Task statement: Repeat the records below exactly as they appear.

Input data:
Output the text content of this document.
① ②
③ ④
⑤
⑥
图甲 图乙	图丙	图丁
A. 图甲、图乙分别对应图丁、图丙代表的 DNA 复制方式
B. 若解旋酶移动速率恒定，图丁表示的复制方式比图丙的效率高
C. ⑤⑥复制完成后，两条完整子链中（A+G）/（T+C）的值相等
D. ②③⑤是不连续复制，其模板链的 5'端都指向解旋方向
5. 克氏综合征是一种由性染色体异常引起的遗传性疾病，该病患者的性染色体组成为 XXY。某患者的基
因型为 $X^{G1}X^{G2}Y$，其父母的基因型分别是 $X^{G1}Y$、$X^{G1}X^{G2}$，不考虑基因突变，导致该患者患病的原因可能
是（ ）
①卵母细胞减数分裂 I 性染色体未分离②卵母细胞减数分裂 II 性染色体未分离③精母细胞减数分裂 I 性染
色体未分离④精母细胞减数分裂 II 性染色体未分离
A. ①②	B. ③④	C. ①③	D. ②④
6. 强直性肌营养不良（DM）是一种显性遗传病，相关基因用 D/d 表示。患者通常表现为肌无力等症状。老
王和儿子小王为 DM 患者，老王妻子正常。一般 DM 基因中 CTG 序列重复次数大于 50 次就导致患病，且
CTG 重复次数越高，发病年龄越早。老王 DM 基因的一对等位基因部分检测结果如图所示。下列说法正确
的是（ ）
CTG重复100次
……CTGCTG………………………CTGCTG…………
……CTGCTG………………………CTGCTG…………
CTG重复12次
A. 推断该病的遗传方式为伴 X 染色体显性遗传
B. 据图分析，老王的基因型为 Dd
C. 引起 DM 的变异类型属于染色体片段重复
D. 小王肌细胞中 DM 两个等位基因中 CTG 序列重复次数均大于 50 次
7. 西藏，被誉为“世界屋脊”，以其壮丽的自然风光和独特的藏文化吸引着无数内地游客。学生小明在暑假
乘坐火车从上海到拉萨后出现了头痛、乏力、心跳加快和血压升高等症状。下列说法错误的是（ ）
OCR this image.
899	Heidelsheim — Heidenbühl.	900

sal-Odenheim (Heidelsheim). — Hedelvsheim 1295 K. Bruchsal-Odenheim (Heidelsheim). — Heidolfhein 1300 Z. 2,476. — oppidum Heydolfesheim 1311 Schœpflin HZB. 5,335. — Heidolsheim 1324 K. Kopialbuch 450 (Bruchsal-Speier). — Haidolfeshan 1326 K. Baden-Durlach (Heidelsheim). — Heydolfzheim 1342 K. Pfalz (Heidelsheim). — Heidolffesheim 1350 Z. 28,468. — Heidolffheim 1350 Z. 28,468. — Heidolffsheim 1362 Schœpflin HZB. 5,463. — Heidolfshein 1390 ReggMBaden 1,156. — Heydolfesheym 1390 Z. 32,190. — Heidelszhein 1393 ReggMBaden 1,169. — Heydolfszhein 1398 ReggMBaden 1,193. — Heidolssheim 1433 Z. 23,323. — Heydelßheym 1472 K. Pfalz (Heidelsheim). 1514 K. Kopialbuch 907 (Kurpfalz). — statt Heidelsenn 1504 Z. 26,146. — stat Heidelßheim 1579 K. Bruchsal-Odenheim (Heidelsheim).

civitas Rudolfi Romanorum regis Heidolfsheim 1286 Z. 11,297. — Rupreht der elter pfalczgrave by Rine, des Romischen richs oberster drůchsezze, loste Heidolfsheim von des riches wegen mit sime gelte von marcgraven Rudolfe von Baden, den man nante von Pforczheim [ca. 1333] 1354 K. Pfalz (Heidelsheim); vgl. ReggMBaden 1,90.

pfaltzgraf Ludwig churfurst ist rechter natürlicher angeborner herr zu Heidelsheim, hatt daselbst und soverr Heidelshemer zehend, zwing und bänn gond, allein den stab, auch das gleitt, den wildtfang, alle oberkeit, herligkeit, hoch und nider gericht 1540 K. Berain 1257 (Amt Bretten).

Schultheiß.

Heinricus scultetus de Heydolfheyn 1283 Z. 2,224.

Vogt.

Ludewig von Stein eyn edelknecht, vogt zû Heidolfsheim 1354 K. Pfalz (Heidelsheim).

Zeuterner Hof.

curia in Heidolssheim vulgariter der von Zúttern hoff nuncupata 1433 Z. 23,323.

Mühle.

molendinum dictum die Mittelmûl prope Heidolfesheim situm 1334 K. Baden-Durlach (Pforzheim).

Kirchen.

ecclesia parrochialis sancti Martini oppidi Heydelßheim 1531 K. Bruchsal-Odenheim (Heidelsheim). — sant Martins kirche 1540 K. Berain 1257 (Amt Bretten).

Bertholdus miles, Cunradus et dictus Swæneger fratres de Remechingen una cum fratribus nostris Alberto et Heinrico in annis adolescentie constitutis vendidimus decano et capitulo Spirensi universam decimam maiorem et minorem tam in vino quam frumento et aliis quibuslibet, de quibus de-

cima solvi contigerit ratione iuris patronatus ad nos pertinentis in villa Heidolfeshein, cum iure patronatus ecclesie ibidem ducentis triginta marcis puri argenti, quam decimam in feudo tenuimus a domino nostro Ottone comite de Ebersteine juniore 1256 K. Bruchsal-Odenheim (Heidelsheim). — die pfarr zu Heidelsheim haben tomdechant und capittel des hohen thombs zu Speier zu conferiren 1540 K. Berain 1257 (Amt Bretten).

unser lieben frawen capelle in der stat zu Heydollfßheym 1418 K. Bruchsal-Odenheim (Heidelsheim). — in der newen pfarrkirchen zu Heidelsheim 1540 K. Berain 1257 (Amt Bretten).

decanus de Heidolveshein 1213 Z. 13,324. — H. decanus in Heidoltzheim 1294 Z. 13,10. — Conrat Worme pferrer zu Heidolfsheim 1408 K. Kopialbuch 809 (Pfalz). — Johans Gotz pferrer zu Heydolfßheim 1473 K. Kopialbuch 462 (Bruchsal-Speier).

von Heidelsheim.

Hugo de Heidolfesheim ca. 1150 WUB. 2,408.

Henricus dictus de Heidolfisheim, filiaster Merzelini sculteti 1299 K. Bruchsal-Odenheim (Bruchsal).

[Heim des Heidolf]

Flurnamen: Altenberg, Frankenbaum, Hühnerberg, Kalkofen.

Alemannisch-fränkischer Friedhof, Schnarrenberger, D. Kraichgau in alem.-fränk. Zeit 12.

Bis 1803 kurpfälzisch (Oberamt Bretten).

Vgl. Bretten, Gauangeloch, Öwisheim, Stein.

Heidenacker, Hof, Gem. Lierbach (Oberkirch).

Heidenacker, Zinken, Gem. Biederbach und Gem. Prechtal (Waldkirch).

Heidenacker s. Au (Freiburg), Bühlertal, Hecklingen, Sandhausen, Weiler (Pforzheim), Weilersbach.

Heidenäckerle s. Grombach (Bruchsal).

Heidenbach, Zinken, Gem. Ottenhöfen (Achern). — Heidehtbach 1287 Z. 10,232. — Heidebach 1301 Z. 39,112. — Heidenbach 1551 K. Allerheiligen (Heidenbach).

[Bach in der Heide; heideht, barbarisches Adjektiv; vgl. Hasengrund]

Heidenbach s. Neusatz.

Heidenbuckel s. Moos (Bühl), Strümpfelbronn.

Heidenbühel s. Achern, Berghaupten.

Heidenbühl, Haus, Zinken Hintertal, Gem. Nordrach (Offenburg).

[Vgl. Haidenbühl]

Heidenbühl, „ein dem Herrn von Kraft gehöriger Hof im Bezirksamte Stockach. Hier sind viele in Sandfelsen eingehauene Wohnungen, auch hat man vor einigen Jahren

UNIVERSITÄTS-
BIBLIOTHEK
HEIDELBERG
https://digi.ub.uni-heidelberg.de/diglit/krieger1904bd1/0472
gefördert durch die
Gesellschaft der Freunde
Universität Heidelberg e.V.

Result below:
Output the text content of this document.
① ②
③ ④
⑤
⑥
图甲 图乙	图丙	图丁
A. 图甲、图乙分别对应图丁、图丙代表的 DNA 复制方式
B. 若解旋酶移动速率恒定，图丁表示的复制方式比图丙的效率高
C. ⑤⑥复制完成后，两条完整子链中（A+G）/（T+C）的值相等
D. ②③⑤是不连续复制，其模板链的 5'端都指向解旋方向
5. 克氏综合征是一种由性染色体异常引起的遗传性疾病，该病患者的性染色体组成为 XXY。某患者的基
因型为 $X^{G1}X^{G2}Y$，其父母的基因型分别是 $X^{G1}Y$、$X^{G1}X^{G2}$，不考虑基因突变，导致该患者患病的原因可能
是（ ）
①卵母细胞减数分裂 I 性染色体未分离②卵母细胞减数分裂 II 性染色体未分离③精母细胞减数分裂 I 性染
色体未分离④精母细胞减数分裂 II 性染色体未分离
A. ①②	B. ③④	C. ①③	D. ②④
6. 强直性肌营养不良（DM）是一种显性遗传病，相关基因用 D/d 表示。患者通常表现为肌无力等症状。老
王和儿子小王为 DM 患者，老王妻子正常。一般 DM 基因中 CTG 序列重复次数大于 50 次就导致患病，且
CTG 重复次数越高，发病年龄越早。老王 DM 基因的一对等位基因部分检测结果如图所示。下列说法正确
的是（ ）
CTG重复100次
……CTGCTG………………………CTGCTG…………
……CTGCTG………………………CTGCTG…………
CTG重复12次
A. 推断该病的遗传方式为伴 X 染色体显性遗传
B. 据图分析，老王的基因型为 Dd
C. 引起 DM 的变异类型属于染色体片段重复
D. 小王肌细胞中 DM 两个等位基因中 CTG 序列重复次数均大于 50 次
7. 西藏，被誉为“世界屋脊”，以其壮丽的自然风光和独特的藏文化吸引着无数内地游客。学生小明在暑假
乘坐火车从上海到拉萨后出现了头痛、乏力、心跳加快和血压升高等症状。下列说法错误的是（ ）
OCR this image.
899	Heidelsheim — Heidenbühl.	900

sal-Odenheim (Heidelsheim). — Hedelvsheim 1295 K. Bruchsal-Odenheim (Heidelsheim). — Heidolfhein 1300 Z. 2,476. — oppidum Heydolfesheim 1311 Schœpflin HZB. 5,335. — Heidolsheim 1324 K. Kopialbuch 450 (Bruchsal-Speier). — Haidolfeshan 1326 K. Baden-Durlach (Heidelsheim). — Heydolfzheim 1342 K. Pfalz (Heidelsheim). — Heidolffesheim 1350 Z. 28,468. — Heidolffheim 1350 Z. 28,468. — Heidolffsheim 1362 Schœpflin HZB. 5,463. — Heidolfshein 1390 ReggMBaden 1,156. — Heydolfesheym 1390 Z. 32,190. — Heidelszhein 1393 ReggMBaden 1,169. — Heydolfszhein 1398 ReggMBaden 1,193. — Heidolssheim 1433 Z. 23,323. — Heydelßheym 1472 K. Pfalz (Heidelsheim). 1514 K. Kopialbuch 907 (Kurpfalz). — statt Heidelsenn 1504 Z. 26,146. — stat Heidelßheim 1579 K. Bruchsal-Odenheim (Heidelsheim).

civitas Rudolfi Romanorum regis Heidolfsheim 1286 Z. 11,297. — Rupreht der elter pfalczgrave by Rine, des Romischen richs oberster drůchsezze, loste Heidolfsheim von des riches wegen mit sime gelte von marcgraven Rudolfe von Baden, den man nante von Pforczheim [ca. 1333] 1354 K. Pfalz (Heidelsheim); vgl. ReggMBaden 1,90.

pfaltzgraf Ludwig churfurst ist rechter natürlicher angeborner herr zu Heidelsheim, hatt daselbst und soverr Heidelshemer zehend, zwing und bänn gond, allein den stab, auch das gleitt, den wildtfang, alle oberkeit, herligkeit, hoch und nider gericht 1540 K. Berain 1257 (Amt Bretten).

Schultheiß.

Heinricus scultetus de Heydolfheyn 1283 Z. 2,224.

Vogt.

Ludewig von Stein eyn edelknecht, vogt zû Heidolfsheim 1354 K. Pfalz (Heidelsheim).

Zeuterner Hof.

curia in Heidolssheim vulgariter der von Zúttern hoff nuncupata 1433 Z. 23,323.

Mühle.

molendinum dictum die Mittelmûl prope Heidolfesheim situm 1334 K. Baden-Durlach (Pforzheim).

Kirchen.

ecclesia parrochialis sancti Martini oppidi Heydelßheim 1531 K. Bruchsal-Odenheim (Heidelsheim). — sant Martins kirche 1540 K. Berain 1257 (Amt Bretten).

Bertholdus miles, Cunradus et dictus Swæneger fratres de Remechingen una cum fratribus nostris Alberto et Heinrico in annis adolescentie constitutis vendidimus decano et capitulo Spirensi universam decimam maiorem et minorem tam in vino quam frumento et aliis quibuslibet, de quibus de-

cima solvi contigerit ratione iuris patronatus ad nos pertinentis in villa Heidolfeshein, cum iure patronatus ecclesie ibidem ducentis triginta marcis puri argenti, quam decimam in feudo tenuimus a domino nostro Ottone comite de Ebersteine juniore 1256 K. Bruchsal-Odenheim (Heidelsheim). — die pfarr zu Heidelsheim haben tomdechant und capittel des hohen thombs zu Speier zu conferiren 1540 K. Berain 1257 (Amt Bretten).

unser lieben frawen capelle in der stat zu Heydollfßheym 1418 K. Bruchsal-Odenheim (Heidelsheim). — in der newen pfarrkirchen zu Heidelsheim 1540 K. Berain 1257 (Amt Bretten).

decanus de Heidolveshein 1213 Z. 13,324. — H. decanus in Heidoltzheim 1294 Z. 13,10. — Conrat Worme pferrer zu Heidolfsheim 1408 K. Kopialbuch 809 (Pfalz). — Johans Gotz pferrer zu Heydolfßheim 1473 K. Kopialbuch 462 (Bruchsal-Speier).

von Heidelsheim.

Hugo de Heidolfesheim ca. 1150 WUB. 2,408.

Henricus dictus de Heidolfisheim, filiaster Merzelini sculteti 1299 K. Bruchsal-Odenheim (Bruchsal).

[Heim des Heidolf]

Flurnamen: Altenberg, Frankenbaum, Hühnerberg, Kalkofen.

Alemannisch-fränkischer Friedhof, Schnarrenberger, D. Kraichgau in alem.-fränk. Zeit 12.

Bis 1803 kurpfälzisch (Oberamt Bretten).

Vgl. Bretten, Gauangeloch, Öwisheim, Stein.

Heidenacker, Hof, Gem. Lierbach (Oberkirch).

Heidenacker, Zinken, Gem. Biederbach und Gem. Prechtal (Waldkirch).

Heidenacker s. Au (Freiburg), Bühlertal, Hecklingen, Sandhausen, Weiler (Pforzheim), Weilersbach.

Heidenäckerle s. Grombach (Bruchsal).

Heidenbach, Zinken, Gem. Ottenhöfen (Achern). — Heidehtbach 1287 Z. 10,232. — Heidebach 1301 Z. 39,112. — Heidenbach 1551 K. Allerheiligen (Heidenbach).

[Bach in der Heide; heideht, barbarisches Adjektiv; vgl. Hasengrund]

Heidenbach s. Neusatz.

Heidenbuckel s. Moos (Bühl), Strümpfelbronn.

Heidenbühel s. Achern, Berghaupten.

Heidenbühl, Haus, Zinken Hintertal, Gem. Nordrach (Offenburg).

[Vgl. Haidenbühl]

Heidenbühl, „ein dem Herrn von Kraft gehöriger Hof im Bezirksamte Stockach. Hier sind viele in Sandfelsen eingehauene Wohnungen, auch hat man vor einigen Jahren

UNIVERSITÄTS-
BIBLIOTHEK
HEIDELBERG
https://digi.ub.uni-heidelberg.de/diglit/krieger1904bd1/0472
gefördert durch die
Gesellschaft der Freunde
Universität Heidelberg e.V.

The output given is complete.